Each line that follows should be printed again exactly as it stands.

--- begin Source material ---

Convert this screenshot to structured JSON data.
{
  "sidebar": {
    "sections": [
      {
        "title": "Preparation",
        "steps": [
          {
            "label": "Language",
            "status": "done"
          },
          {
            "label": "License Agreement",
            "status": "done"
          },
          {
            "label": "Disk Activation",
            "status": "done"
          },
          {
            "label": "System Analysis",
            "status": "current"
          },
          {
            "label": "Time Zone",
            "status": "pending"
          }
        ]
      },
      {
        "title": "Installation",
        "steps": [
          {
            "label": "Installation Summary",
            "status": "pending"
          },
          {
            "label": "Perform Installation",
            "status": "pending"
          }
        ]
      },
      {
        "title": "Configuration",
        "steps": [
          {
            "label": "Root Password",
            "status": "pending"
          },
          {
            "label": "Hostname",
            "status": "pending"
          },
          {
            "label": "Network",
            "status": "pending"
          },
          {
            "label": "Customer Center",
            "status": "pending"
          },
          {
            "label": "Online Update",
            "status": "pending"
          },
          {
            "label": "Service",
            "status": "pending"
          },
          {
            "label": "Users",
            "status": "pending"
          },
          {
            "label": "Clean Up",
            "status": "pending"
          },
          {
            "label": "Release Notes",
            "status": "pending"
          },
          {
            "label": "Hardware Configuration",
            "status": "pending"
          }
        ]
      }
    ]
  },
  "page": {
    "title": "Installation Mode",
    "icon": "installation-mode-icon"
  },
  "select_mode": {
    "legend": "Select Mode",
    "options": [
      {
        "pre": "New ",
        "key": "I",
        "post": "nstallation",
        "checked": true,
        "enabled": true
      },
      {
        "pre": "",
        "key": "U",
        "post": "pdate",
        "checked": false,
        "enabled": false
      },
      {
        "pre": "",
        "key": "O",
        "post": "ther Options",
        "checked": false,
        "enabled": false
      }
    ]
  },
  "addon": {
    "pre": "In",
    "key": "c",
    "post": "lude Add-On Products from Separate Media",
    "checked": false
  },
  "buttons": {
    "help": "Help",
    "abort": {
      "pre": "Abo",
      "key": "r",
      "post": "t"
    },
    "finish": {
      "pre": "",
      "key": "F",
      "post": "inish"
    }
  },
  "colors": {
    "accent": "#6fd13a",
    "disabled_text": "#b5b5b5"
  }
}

--- end Source material ---

Solution to this task —
Convert this screenshot to structured JSON data.
{
  "sidebar": {
    "sections": [
      {
        "title": "Preparation",
        "steps": [
          {
            "label": "Language",
            "status": "done"
          },
          {
            "label": "License Agreement",
            "status": "done"
          },
          {
            "label": "Disk Activation",
            "status": "done"
          },
          {
            "label": "System Analysis",
            "status": "current"
          },
          {
            "label": "Time Zone",
            "status": "pending"
          }
        ]
      },
      {
        "title": "Installation",
        "steps": [
          {
            "label": "Installation Summary",
            "status": "pending"
          },
          {
            "label": "Perform Installation",
            "status": "pending"
          }
        ]
      },
      {
        "title": "Configuration",
        "steps": [
          {
            "label": "Root Password",
            "status": "pending"
          },
          {
            "label": "Hostname",
            "status": "pending"
          },
          {
            "label": "Network",
            "status": "pending"
          },
          {
            "label": "Customer Center",
            "status": "pending"
          },
          {
            "label": "Online Update",
            "status": "pending"
          },
          {
            "label": "Service",
            "status": "pending"
          },
          {
            "label": "Users",
            "status": "pending"
          },
          {
            "label": "Clean Up",
            "status": "pending"
          },
          {
            "label": "Release Notes",
            "status": "pending"
          },
          {
            "label": "Hardware Configuration",
            "status": "pending"
          }
        ]
      }
    ]
  },
  "page": {
    "title": "Installation Mode",
    "icon": "installation-mode-icon"
  },
  "select_mode": {
    "legend": "Select Mode",
    "options": [
      {
        "pre": "New ",
        "key": "I",
        "post": "nstallation",
        "checked": true,
        "enabled": true
      },
      {
        "pre": "",
        "key": "U",
        "post": "pdate",
        "checked": false,
        "enabled": false
      },
      {
        "pre": "",
        "key": "O",
        "post": "ther Options",
        "checked": false,
        "enabled": false
      }
    ]
  },
  "addon": {
    "pre": "In",
    "key": "c",
    "post": "lude Add-On Products from Separate Media",
    "checked": false
  },
  "buttons": {
    "help": "Help",
    "abort": {
      "pre": "Abo",
      "key": "r",
      "post": "t"
    },
    "finish": {
      "pre": "",
      "key": "F",
      "post": "inish"
    }
  },
  "colors": {
    "accent": "#6fd13a",
    "disabled_text": "#b5b5b5"
  }
}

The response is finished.